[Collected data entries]
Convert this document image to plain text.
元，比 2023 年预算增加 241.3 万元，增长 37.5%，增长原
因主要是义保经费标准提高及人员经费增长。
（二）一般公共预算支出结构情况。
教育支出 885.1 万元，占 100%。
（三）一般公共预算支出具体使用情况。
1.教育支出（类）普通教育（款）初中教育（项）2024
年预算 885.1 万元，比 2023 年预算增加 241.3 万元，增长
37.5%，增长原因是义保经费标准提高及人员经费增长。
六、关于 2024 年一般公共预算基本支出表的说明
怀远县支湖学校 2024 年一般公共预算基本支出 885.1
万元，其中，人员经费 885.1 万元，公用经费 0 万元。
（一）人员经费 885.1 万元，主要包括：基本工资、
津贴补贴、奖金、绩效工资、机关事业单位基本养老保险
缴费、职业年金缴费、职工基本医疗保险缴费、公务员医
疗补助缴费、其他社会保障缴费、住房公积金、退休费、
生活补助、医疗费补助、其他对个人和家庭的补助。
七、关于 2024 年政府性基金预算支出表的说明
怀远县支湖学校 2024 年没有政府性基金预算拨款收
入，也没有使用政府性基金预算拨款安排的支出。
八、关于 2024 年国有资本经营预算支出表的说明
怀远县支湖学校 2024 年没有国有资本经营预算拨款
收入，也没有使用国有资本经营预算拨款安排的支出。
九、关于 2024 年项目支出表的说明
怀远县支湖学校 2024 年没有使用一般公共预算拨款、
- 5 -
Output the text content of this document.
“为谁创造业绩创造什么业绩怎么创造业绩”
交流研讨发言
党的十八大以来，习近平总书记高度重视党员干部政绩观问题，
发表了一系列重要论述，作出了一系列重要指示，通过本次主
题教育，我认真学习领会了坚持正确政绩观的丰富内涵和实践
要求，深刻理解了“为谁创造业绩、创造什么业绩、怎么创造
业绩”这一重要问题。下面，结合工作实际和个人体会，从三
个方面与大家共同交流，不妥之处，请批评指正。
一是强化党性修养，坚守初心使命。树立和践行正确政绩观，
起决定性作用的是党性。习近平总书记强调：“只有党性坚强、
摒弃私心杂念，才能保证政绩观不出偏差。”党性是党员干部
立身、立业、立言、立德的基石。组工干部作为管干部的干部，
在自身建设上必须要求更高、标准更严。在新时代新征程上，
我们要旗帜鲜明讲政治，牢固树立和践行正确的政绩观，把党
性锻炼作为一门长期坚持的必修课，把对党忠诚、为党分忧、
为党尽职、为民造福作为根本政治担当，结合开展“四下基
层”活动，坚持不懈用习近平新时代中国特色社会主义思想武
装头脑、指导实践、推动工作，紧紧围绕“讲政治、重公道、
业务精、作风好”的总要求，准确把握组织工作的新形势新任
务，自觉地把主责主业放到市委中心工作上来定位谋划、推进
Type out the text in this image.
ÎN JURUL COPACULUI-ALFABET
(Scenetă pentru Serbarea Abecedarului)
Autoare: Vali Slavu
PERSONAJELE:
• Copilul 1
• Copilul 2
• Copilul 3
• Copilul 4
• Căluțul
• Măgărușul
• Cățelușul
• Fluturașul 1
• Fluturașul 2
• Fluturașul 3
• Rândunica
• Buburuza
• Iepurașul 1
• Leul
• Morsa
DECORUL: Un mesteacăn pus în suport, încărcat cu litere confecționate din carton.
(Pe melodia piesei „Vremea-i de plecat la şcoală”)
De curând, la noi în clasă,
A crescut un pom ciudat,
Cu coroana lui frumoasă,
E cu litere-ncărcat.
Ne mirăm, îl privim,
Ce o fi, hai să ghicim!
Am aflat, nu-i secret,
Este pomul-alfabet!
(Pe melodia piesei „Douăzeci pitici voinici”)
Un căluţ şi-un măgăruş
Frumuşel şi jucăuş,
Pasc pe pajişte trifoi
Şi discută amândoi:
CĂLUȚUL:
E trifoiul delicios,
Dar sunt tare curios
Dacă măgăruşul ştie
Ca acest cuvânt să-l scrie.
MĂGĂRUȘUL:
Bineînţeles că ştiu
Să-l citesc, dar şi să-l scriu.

▶ _Task requirements_
Above are the records; copy every line in them that holds the word "document".

▶ _Expected answer_
Convert this document image to plain text.
Output the text content of this document.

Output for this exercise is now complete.